* Written problem: Copy out the material below in full, but not its images.

'''

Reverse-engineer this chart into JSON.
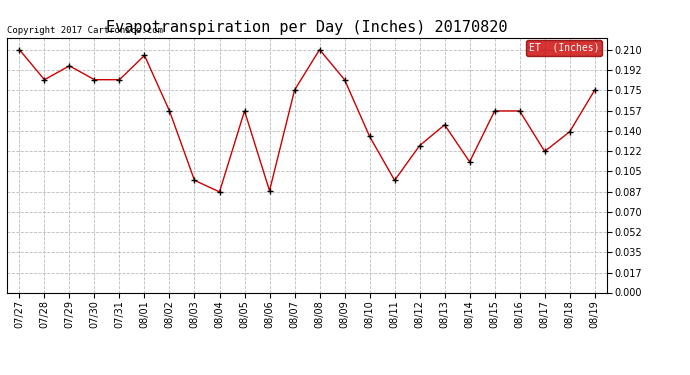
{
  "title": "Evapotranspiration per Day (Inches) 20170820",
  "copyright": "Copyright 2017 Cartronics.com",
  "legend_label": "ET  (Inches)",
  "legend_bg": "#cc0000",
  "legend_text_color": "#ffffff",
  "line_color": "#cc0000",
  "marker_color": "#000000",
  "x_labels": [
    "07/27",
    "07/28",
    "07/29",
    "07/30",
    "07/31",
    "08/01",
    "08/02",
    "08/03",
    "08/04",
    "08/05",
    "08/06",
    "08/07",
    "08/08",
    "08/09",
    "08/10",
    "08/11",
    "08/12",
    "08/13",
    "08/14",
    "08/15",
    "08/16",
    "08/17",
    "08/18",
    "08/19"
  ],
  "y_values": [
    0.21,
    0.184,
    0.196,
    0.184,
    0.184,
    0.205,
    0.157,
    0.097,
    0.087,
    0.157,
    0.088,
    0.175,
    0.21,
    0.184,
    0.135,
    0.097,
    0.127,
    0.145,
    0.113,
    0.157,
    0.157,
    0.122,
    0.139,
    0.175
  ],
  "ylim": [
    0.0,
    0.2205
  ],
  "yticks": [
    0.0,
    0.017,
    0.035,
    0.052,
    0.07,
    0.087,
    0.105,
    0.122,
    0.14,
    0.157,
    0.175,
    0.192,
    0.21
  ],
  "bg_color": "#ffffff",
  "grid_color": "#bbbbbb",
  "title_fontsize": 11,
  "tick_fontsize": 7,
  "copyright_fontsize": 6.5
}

'''

* Full solution:
Reverse-engineer this chart into JSON.
{
  "title": "Evapotranspiration per Day (Inches) 20170820",
  "copyright": "Copyright 2017 Cartronics.com",
  "legend_label": "ET  (Inches)",
  "legend_bg": "#cc0000",
  "legend_text_color": "#ffffff",
  "line_color": "#cc0000",
  "marker_color": "#000000",
  "x_labels": [
    "07/27",
    "07/28",
    "07/29",
    "07/30",
    "07/31",
    "08/01",
    "08/02",
    "08/03",
    "08/04",
    "08/05",
    "08/06",
    "08/07",
    "08/08",
    "08/09",
    "08/10",
    "08/11",
    "08/12",
    "08/13",
    "08/14",
    "08/15",
    "08/16",
    "08/17",
    "08/18",
    "08/19"
  ],
  "y_values": [
    0.21,
    0.184,
    0.196,
    0.184,
    0.184,
    0.205,
    0.157,
    0.097,
    0.087,
    0.157,
    0.088,
    0.175,
    0.21,
    0.184,
    0.135,
    0.097,
    0.127,
    0.145,
    0.113,
    0.157,
    0.157,
    0.122,
    0.139,
    0.175
  ],
  "ylim": [
    0.0,
    0.2205
  ],
  "yticks": [
    0.0,
    0.017,
    0.035,
    0.052,
    0.07,
    0.087,
    0.105,
    0.122,
    0.14,
    0.157,
    0.175,
    0.192,
    0.21
  ],
  "bg_color": "#ffffff",
  "grid_color": "#bbbbbb",
  "title_fontsize": 11,
  "tick_fontsize": 7,
  "copyright_fontsize": 6.5
}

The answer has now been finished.